## Gegevens
--------

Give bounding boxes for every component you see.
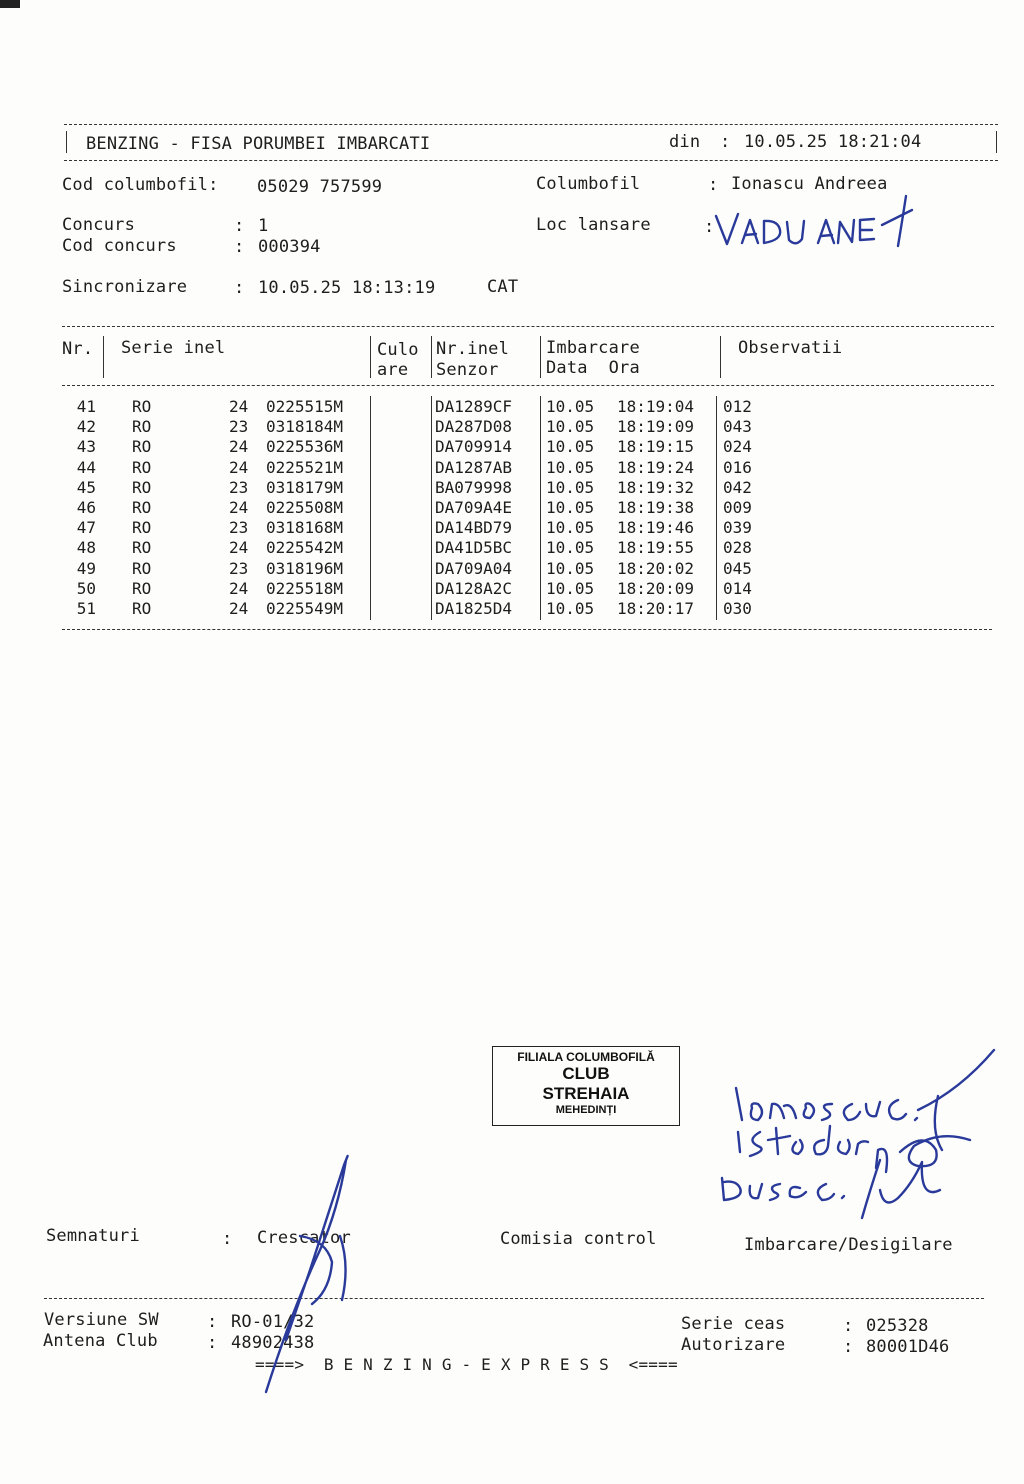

--------

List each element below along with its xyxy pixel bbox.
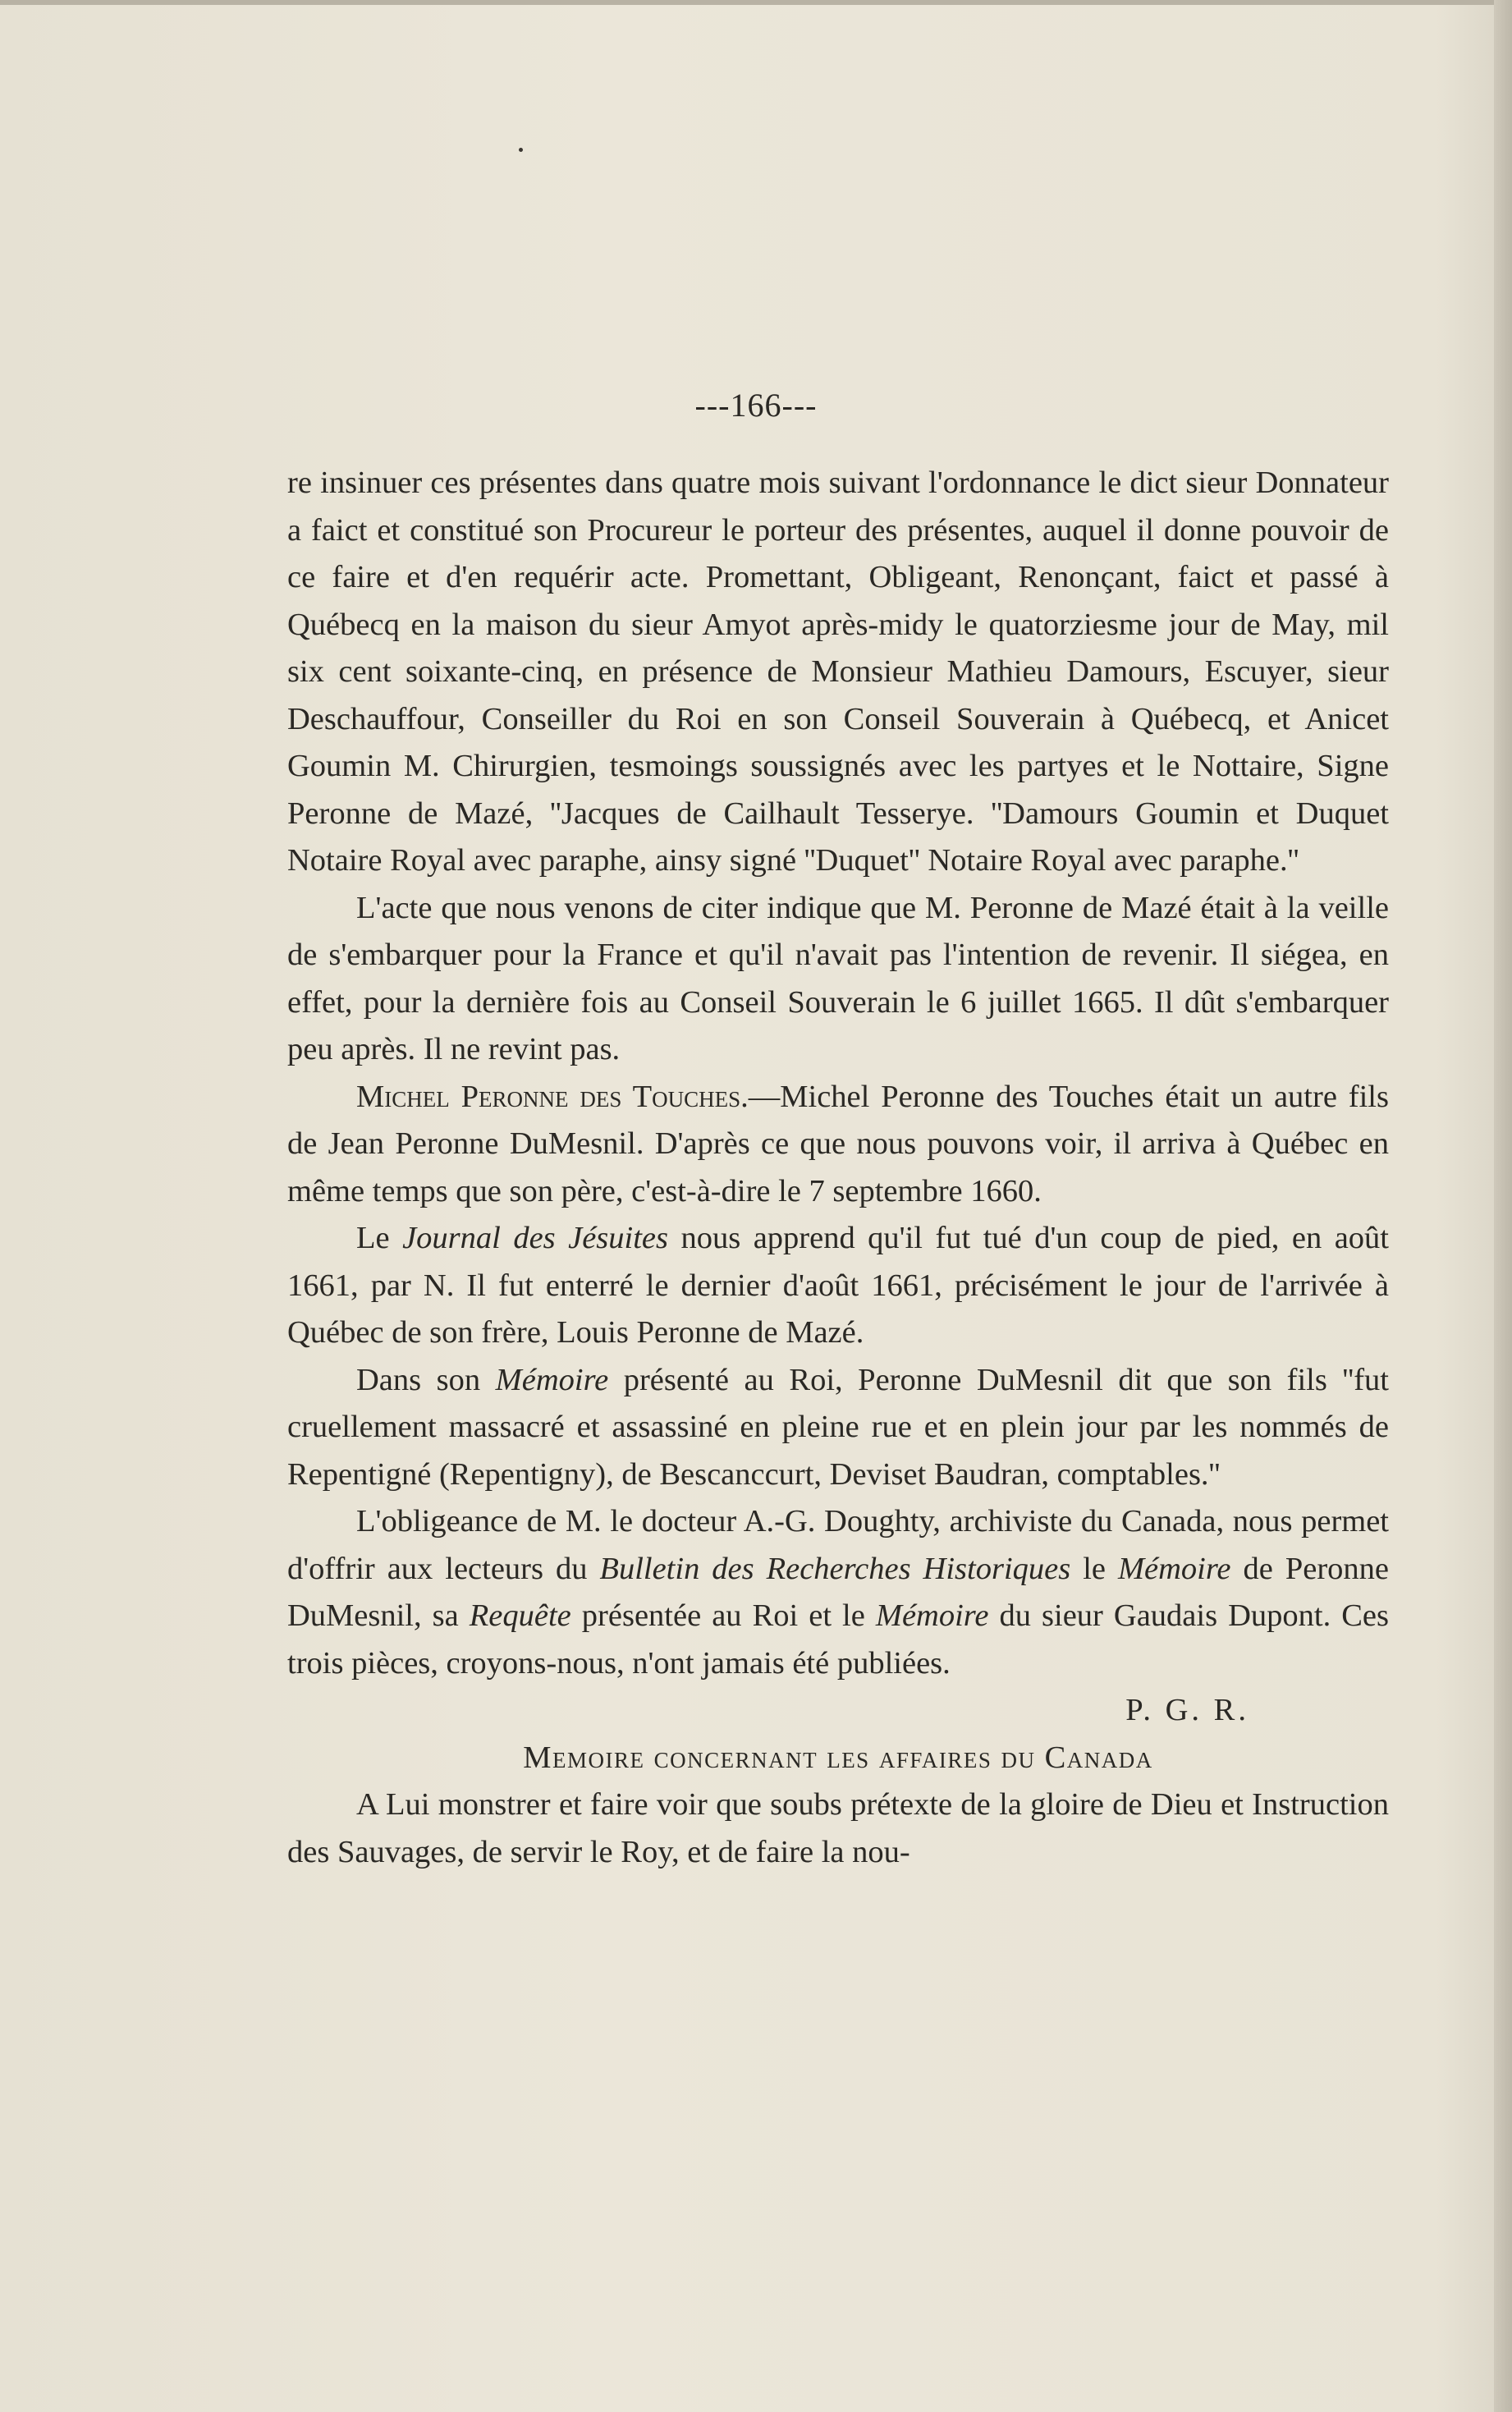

--------

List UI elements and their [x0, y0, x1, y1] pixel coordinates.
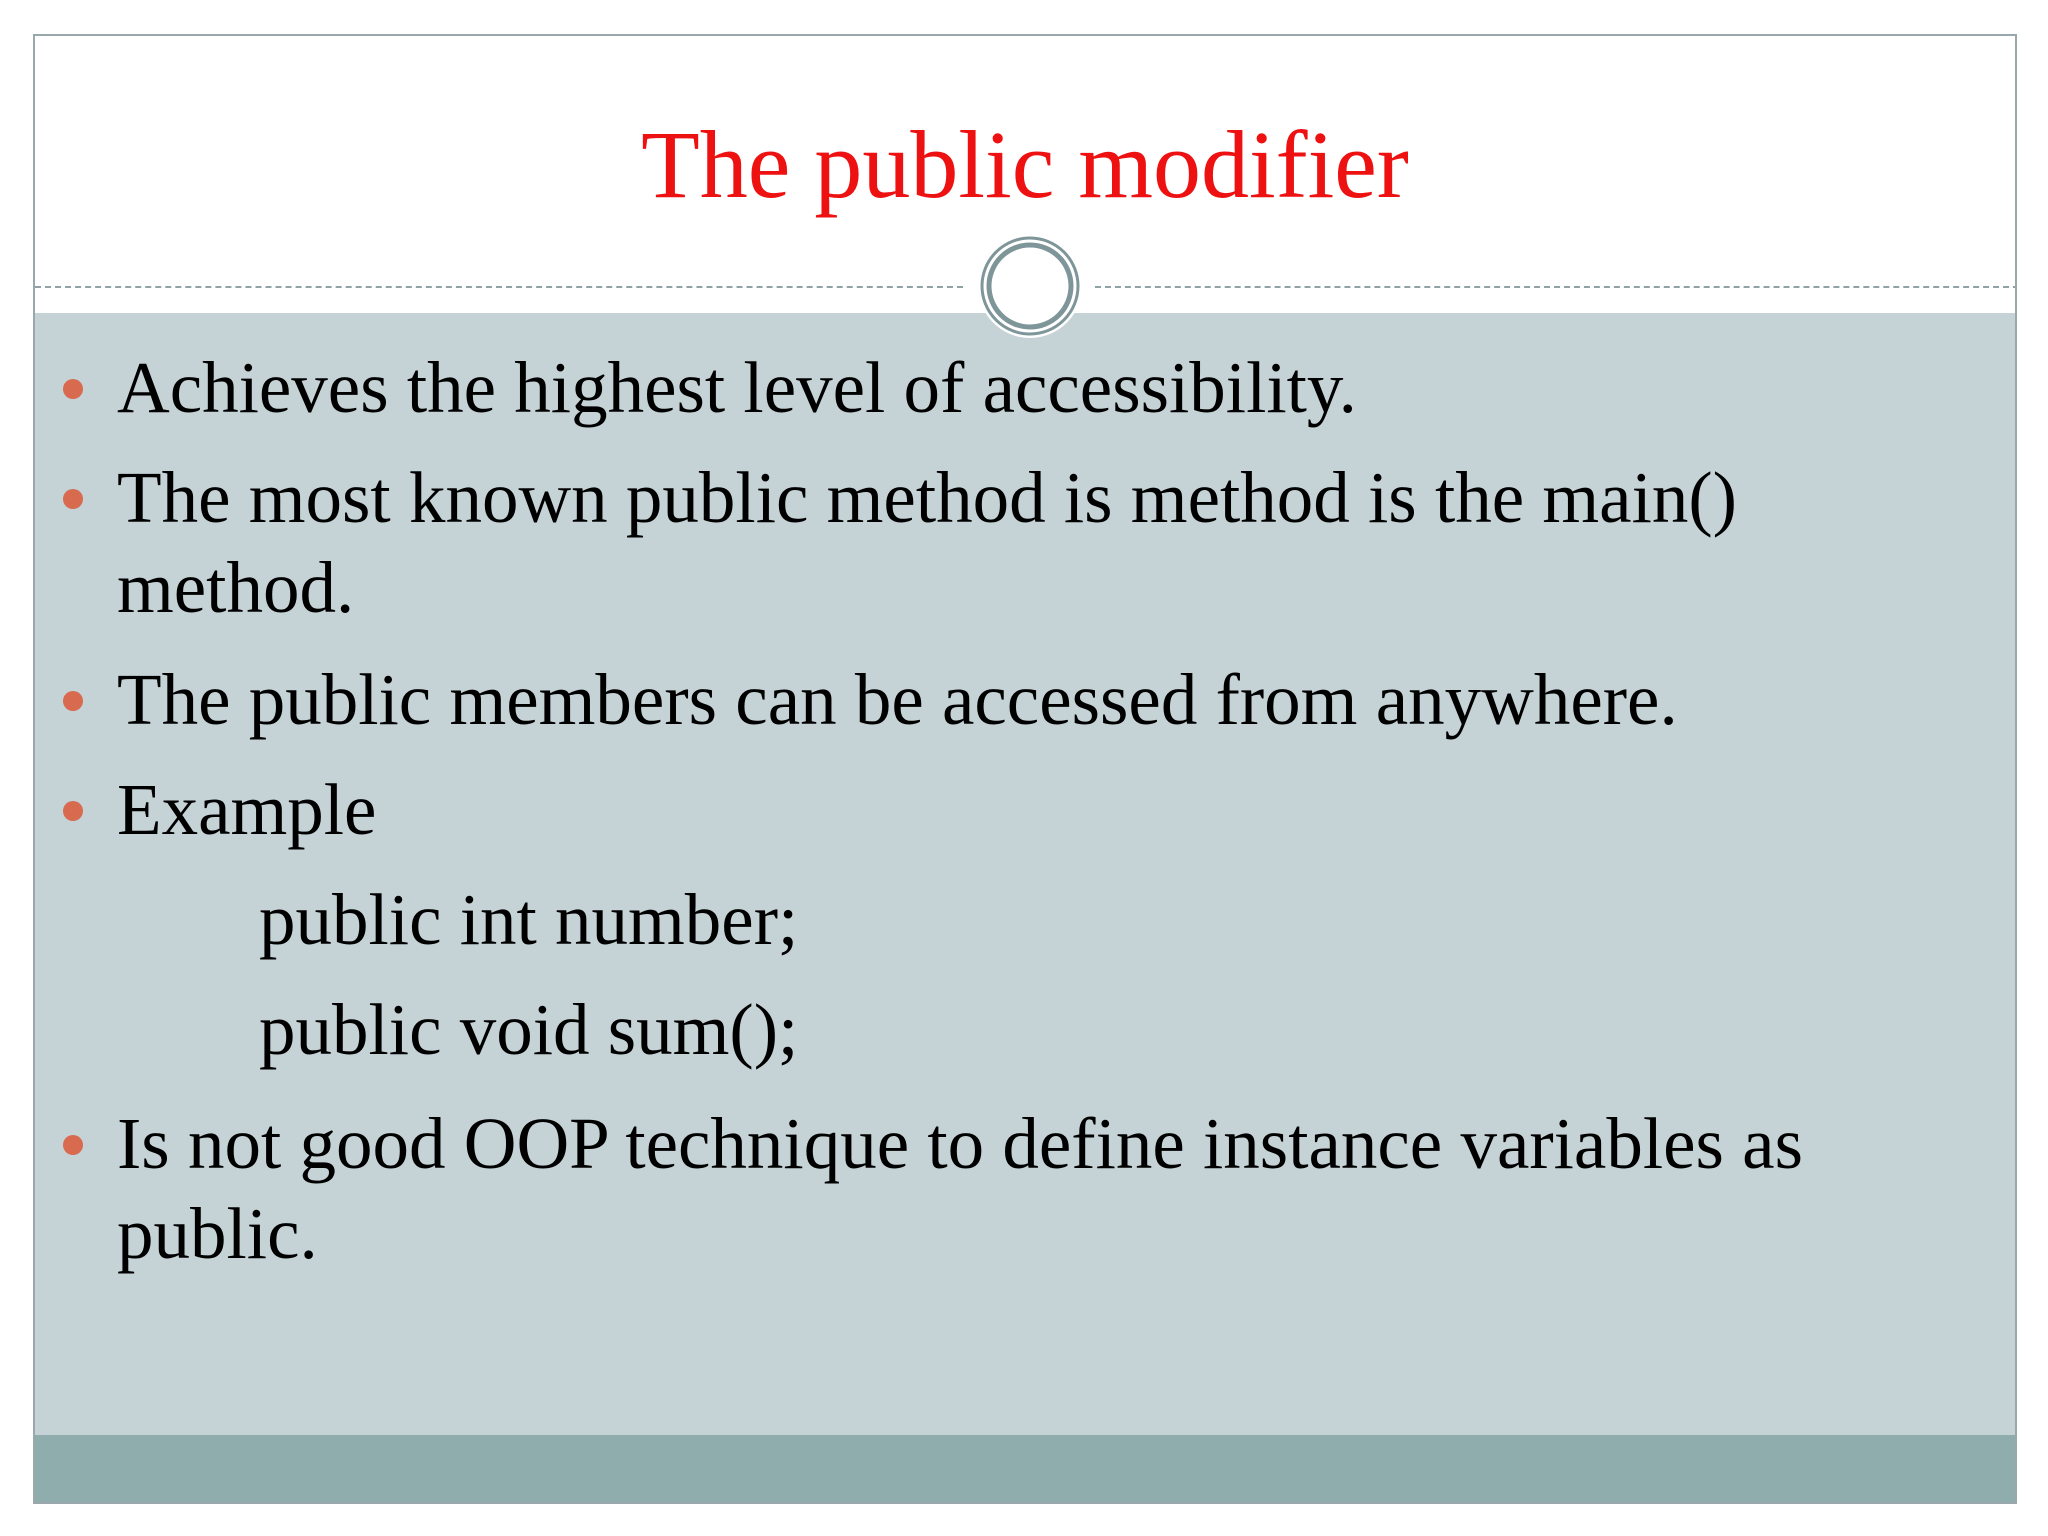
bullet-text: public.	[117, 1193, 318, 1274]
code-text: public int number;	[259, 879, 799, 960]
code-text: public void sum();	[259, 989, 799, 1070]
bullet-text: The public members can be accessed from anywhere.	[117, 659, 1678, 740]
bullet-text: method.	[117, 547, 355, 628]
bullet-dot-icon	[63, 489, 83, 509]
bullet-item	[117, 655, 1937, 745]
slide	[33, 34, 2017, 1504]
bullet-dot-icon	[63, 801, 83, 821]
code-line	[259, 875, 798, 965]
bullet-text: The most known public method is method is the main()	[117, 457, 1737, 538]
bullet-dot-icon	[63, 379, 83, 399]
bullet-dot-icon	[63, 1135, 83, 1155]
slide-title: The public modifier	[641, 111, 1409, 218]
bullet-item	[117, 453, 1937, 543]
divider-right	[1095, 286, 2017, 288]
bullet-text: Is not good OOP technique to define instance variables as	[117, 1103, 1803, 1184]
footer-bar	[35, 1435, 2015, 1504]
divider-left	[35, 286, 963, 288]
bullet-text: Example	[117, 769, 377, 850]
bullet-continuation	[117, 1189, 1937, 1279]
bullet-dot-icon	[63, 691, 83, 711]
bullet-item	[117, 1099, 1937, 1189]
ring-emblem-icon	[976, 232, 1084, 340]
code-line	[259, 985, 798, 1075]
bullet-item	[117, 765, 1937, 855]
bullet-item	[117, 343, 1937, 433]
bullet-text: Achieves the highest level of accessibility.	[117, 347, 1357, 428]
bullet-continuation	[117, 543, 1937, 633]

--------

## Wat wordt gevraagd
Orden de regels als genummerde lijst zonder lege regels: begin bij de regel met "List UI elements" en stop na de regel met "769, 377, 850]". Laat de afbeeldingen weg.

## Volledig antwoord
1. List UI elements and their [x0, y0, x1, y1] pixel coordinates.
2. bullet-text: public.	[117, 1193, 318, 1274]
3. code-text: public int number;	[259, 879, 799, 960]
4. code-text: public void sum();	[259, 989, 799, 1070]
5. bullet-text: The public members can be accessed from anywhere.	[117, 659, 1678, 740]
6. bullet-text: method.	[117, 547, 355, 628]
7. bullet-dot-icon	[63, 489, 83, 509]
8. bullet-item	[117, 655, 1937, 745]
9. slide	[33, 34, 2017, 1504]
10. bullet-dot-icon	[63, 801, 83, 821]
11. code-line	[259, 875, 798, 965]
12. bullet-text: The most known public method is method is the main()	[117, 457, 1737, 538]
13. bullet-dot-icon	[63, 379, 83, 399]
14. bullet-dot-icon	[63, 1135, 83, 1155]
15. slide-title: The public modifier	[641, 111, 1409, 218]
16. bullet-item	[117, 453, 1937, 543]
17. divider-right	[1095, 286, 2017, 288]
18. bullet-text: Is not good OOP technique to define instance variables as	[117, 1103, 1803, 1184]
19. footer-bar	[35, 1435, 2015, 1504]
20. divider-left	[35, 286, 963, 288]
21. bullet-text: Example	[117, 769, 377, 850]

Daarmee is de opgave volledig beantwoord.